_REQUIRED WORK_:
How many of the lines below contain "xlabel"? Answer with that number alone.

═════ GIVEN DATA

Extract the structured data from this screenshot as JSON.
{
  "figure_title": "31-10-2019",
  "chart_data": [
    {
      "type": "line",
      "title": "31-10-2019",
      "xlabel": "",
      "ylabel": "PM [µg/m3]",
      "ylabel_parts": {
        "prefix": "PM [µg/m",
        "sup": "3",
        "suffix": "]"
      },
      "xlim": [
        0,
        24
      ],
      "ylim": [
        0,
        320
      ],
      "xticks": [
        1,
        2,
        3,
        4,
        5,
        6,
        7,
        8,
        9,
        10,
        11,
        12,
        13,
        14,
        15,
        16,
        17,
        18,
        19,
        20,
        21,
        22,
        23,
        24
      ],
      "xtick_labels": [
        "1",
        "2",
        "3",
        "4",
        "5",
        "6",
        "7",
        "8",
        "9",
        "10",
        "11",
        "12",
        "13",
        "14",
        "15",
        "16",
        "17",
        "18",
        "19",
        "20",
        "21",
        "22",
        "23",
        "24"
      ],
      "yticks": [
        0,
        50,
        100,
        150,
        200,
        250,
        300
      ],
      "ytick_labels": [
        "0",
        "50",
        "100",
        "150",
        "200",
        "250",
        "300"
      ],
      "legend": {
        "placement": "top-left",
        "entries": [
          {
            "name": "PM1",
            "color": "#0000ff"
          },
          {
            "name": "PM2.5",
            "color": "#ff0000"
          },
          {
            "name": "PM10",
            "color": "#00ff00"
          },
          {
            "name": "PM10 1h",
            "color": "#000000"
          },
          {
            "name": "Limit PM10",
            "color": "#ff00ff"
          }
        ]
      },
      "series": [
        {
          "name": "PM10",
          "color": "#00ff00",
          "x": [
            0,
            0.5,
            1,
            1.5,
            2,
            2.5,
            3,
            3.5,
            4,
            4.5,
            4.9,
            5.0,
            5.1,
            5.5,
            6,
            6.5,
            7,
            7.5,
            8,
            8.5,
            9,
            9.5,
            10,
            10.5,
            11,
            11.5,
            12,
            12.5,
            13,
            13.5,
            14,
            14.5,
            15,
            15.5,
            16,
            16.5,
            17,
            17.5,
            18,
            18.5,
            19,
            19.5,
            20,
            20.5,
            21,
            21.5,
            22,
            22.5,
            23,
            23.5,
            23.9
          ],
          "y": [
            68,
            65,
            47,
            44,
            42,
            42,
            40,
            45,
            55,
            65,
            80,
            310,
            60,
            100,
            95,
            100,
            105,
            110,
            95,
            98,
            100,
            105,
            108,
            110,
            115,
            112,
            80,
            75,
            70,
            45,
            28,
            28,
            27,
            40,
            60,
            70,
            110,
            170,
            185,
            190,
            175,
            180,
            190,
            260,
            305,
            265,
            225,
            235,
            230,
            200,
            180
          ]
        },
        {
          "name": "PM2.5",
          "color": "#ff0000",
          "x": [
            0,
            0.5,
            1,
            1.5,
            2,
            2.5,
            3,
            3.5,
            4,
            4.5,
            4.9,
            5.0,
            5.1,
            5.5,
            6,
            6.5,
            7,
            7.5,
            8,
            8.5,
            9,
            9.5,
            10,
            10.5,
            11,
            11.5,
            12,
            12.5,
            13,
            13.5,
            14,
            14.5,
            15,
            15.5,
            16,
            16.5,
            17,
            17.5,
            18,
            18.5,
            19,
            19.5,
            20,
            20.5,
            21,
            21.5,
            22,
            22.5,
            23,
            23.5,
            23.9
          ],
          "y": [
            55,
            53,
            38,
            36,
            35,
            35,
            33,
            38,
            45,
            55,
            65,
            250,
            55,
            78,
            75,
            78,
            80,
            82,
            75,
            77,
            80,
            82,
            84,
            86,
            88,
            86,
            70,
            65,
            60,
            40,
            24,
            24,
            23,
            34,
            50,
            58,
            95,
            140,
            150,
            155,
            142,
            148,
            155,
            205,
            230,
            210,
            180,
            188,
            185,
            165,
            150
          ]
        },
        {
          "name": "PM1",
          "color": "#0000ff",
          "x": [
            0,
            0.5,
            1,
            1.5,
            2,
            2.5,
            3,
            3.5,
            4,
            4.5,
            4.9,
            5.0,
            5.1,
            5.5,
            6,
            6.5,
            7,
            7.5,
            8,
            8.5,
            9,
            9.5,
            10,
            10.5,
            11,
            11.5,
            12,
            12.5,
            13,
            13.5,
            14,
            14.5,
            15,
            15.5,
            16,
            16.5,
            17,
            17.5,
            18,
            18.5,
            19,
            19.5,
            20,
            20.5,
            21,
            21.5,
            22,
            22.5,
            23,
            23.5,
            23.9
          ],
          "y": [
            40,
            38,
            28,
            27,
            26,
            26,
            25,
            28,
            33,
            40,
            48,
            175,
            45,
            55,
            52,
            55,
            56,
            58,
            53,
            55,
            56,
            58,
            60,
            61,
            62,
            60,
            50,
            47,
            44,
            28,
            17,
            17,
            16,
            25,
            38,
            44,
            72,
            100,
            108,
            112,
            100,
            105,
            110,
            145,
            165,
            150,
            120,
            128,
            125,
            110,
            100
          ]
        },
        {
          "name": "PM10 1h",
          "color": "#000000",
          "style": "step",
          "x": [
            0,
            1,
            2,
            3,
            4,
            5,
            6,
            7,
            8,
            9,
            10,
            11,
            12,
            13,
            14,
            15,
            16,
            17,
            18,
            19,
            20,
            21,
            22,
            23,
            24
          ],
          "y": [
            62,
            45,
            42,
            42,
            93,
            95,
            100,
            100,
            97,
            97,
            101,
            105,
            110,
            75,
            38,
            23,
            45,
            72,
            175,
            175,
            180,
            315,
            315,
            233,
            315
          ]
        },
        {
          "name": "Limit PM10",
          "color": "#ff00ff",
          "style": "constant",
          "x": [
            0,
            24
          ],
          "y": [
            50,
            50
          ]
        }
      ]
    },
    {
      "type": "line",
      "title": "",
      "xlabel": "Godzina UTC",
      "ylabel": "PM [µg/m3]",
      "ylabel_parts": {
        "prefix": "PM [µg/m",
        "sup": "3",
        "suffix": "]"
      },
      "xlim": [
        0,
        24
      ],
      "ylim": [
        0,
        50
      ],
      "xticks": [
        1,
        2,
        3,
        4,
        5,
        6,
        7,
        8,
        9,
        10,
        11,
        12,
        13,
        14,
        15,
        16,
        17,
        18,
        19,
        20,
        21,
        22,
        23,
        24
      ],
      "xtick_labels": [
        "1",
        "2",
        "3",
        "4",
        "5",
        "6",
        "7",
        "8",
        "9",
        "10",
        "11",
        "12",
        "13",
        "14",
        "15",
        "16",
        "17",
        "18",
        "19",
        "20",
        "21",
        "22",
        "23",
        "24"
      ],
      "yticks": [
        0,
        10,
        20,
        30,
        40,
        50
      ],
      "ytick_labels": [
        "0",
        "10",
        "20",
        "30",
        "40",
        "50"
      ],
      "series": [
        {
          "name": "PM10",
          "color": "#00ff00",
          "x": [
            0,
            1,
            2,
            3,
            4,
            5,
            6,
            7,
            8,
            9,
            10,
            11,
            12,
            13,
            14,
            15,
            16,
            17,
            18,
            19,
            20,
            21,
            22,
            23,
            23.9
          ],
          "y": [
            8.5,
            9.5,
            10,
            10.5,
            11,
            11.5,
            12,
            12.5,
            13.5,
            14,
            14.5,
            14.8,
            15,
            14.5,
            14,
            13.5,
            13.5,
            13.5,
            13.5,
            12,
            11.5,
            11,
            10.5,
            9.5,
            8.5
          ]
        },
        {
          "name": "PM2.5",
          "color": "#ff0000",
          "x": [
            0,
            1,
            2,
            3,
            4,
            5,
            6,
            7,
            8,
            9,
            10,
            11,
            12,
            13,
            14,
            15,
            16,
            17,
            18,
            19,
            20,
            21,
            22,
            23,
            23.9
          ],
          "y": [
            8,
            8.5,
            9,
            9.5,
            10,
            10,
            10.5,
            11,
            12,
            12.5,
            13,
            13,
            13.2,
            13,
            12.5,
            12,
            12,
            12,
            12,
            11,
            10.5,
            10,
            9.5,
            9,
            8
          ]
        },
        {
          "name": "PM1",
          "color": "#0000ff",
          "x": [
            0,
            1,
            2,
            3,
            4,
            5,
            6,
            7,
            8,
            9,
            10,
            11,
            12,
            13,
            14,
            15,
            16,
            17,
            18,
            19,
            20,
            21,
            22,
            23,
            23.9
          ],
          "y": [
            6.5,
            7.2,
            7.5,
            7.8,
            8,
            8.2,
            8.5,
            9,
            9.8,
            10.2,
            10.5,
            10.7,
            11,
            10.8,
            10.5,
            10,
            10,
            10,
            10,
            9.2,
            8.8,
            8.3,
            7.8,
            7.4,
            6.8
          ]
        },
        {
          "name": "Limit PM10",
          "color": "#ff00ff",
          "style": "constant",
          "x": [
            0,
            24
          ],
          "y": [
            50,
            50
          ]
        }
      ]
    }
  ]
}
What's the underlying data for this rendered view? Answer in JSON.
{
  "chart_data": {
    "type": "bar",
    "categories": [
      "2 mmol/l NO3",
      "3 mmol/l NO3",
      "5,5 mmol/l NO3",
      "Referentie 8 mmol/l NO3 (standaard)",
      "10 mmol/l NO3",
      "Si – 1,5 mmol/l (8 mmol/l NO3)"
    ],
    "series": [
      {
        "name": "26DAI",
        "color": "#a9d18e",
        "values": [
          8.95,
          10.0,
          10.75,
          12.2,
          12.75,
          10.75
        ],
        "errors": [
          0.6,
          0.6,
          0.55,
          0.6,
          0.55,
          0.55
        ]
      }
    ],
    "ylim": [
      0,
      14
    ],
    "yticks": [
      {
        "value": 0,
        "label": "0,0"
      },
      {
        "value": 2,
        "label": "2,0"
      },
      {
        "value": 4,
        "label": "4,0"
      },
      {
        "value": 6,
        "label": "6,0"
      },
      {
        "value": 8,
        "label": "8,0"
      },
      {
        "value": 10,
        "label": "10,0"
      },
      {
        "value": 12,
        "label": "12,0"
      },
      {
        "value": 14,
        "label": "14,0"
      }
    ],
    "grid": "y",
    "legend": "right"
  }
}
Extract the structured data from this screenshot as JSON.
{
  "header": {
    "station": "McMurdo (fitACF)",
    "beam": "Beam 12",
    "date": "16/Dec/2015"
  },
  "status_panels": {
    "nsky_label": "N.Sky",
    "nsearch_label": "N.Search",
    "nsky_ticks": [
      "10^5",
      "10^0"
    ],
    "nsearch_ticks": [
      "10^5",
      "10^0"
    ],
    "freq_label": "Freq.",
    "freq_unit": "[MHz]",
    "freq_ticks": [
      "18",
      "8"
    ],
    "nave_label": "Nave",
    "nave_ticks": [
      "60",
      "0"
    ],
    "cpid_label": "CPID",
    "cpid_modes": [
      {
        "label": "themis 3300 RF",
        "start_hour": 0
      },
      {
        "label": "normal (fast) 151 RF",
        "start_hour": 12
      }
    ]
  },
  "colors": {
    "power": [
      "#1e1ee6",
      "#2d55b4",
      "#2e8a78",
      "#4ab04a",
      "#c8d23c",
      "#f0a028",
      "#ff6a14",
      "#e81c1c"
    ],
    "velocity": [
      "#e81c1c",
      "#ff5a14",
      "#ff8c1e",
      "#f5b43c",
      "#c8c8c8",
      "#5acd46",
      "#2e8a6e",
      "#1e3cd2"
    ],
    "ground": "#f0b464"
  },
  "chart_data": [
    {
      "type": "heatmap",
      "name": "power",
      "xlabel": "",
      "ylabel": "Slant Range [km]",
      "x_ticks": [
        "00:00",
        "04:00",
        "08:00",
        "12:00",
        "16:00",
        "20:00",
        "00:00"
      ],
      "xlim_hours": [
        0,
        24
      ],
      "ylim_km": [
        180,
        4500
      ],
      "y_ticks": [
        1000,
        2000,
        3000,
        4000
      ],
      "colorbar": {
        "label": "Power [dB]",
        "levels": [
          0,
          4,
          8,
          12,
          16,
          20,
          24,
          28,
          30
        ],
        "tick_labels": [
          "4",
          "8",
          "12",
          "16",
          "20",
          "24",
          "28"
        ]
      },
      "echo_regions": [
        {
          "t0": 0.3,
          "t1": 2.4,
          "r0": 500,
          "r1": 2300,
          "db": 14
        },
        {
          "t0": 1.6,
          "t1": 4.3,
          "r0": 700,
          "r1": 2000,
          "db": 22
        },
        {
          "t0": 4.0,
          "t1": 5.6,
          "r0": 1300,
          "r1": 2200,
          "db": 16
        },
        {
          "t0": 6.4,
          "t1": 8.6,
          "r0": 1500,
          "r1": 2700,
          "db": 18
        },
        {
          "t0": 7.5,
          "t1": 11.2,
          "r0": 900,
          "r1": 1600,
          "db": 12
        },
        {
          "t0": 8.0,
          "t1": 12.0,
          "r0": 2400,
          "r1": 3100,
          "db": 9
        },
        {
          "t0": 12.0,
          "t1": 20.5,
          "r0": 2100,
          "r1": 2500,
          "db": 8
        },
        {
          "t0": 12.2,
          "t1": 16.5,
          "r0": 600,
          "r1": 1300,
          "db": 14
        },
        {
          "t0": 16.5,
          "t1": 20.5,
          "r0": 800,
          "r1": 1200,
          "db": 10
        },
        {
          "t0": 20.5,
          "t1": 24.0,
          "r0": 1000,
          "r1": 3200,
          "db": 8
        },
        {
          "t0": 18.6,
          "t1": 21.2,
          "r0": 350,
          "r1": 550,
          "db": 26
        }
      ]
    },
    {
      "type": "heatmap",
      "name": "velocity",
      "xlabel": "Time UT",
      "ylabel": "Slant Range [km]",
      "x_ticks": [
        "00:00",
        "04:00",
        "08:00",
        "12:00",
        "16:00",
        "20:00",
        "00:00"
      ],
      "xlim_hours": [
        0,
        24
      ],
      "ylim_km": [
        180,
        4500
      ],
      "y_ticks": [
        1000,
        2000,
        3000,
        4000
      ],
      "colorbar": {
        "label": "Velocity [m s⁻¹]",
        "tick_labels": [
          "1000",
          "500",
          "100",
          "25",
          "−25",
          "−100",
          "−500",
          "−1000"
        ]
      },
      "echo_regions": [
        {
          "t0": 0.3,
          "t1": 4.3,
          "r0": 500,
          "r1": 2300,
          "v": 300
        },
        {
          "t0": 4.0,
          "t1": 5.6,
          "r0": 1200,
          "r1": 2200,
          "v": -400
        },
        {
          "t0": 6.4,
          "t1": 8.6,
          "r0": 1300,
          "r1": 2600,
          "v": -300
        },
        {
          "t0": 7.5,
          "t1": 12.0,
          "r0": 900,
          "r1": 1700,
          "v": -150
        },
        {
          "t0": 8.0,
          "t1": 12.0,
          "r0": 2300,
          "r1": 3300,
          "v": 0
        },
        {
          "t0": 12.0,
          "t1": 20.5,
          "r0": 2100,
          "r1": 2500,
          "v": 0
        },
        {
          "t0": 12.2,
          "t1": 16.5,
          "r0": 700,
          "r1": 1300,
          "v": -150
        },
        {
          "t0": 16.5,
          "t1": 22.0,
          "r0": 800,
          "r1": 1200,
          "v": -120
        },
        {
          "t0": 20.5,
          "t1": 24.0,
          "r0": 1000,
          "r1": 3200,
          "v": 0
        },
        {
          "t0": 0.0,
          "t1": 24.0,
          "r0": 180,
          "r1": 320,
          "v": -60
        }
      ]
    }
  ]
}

══════════

_TASK RESPONSE_:
4